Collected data

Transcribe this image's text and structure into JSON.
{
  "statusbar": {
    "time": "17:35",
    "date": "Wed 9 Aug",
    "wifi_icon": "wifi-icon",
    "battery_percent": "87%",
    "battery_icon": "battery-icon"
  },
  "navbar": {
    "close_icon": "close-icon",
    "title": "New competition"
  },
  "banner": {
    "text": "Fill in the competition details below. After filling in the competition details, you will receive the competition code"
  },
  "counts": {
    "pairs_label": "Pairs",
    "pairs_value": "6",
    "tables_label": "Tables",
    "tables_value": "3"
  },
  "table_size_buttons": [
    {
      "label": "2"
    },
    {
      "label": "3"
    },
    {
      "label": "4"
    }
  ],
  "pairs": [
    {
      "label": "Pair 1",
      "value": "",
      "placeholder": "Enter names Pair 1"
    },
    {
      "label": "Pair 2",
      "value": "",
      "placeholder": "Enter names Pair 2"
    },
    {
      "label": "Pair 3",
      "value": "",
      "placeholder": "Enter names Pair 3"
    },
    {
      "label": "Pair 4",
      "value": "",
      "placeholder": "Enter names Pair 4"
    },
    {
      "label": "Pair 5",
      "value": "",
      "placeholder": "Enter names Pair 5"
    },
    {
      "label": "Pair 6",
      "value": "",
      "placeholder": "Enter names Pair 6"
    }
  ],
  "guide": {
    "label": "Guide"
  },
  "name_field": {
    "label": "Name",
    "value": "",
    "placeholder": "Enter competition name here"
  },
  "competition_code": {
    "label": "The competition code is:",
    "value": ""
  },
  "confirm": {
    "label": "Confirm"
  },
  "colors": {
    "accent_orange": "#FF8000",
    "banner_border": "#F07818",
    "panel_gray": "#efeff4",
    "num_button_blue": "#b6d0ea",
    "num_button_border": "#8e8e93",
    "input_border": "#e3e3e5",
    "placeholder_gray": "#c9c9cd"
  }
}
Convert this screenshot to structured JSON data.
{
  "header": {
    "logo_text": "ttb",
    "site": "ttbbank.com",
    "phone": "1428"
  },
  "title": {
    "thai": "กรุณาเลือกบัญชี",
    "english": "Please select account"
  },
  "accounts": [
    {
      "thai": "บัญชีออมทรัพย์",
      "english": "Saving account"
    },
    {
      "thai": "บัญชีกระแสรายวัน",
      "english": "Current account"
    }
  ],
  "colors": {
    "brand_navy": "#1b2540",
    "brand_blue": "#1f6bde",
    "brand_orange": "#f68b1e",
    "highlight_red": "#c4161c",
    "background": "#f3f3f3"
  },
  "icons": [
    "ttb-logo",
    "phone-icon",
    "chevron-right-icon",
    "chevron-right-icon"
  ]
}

### Task brief
Nothing should be left out: repeat all of the data exactly.

### Result of the exercise
Transcribe this image's text and structure into JSON.
{
  "statusbar": {
    "time": "17:35",
    "date": "Wed 9 Aug",
    "wifi_icon": "wifi-icon",
    "battery_percent": "87%",
    "battery_icon": "battery-icon"
  },
  "navbar": {
    "close_icon": "close-icon",
    "title": "New competition"
  },
  "banner": {
    "text": "Fill in the competition details below. After filling in the competition details, you will receive the competition code"
  },
  "counts": {
    "pairs_label": "Pairs",
    "pairs_value": "6",
    "tables_label": "Tables",
    "tables_value": "3"
  },
  "table_size_buttons": [
    {
      "label": "2"
    },
    {
      "label": "3"
    },
    {
      "label": "4"
    }
  ],
  "pairs": [
    {
      "label": "Pair 1",
      "value": "",
      "placeholder": "Enter names Pair 1"
    },
    {
      "label": "Pair 2",
      "value": "",
      "placeholder": "Enter names Pair 2"
    },
    {
      "label": "Pair 3",
      "value": "",
      "placeholder": "Enter names Pair 3"
    },
    {
      "label": "Pair 4",
      "value": "",
      "placeholder": "Enter names Pair 4"
    },
    {
      "label": "Pair 5",
      "value": "",
      "placeholder": "Enter names Pair 5"
    },
    {
      "label": "Pair 6",
      "value": "",
      "placeholder": "Enter names Pair 6"
    }
  ],
  "guide": {
    "label": "Guide"
  },
  "name_field": {
    "label": "Name",
    "value": "",
    "placeholder": "Enter competition name here"
  },
  "competition_code": {
    "label": "The competition code is:",
    "value": ""
  },
  "confirm": {
    "label": "Confirm"
  },
  "colors": {
    "accent_orange": "#FF8000",
    "banner_border": "#F07818",
    "panel_gray": "#efeff4",
    "num_button_blue": "#b6d0ea",
    "num_button_border": "#8e8e93",
    "input_border": "#e3e3e5",
    "placeholder_gray": "#c9c9cd"
  }
}
Convert this screenshot to structured JSON data.
{
  "header": {
    "logo_text": "ttb",
    "site": "ttbbank.com",
    "phone": "1428"
  },
  "title": {
    "thai": "กรุณาเลือกบัญชี",
    "english": "Please select account"
  },
  "accounts": [
    {
      "thai": "บัญชีออมทรัพย์",
      "english": "Saving account"
    },
    {
      "thai": "บัญชีกระแสรายวัน",
      "english": "Current account"
    }
  ],
  "colors": {
    "brand_navy": "#1b2540",
    "brand_blue": "#1f6bde",
    "brand_orange": "#f68b1e",
    "highlight_red": "#c4161c",
    "background": "#f3f3f3"
  },
  "icons": [
    "ttb-logo",
    "phone-icon",
    "chevron-right-icon",
    "chevron-right-icon"
  ]
}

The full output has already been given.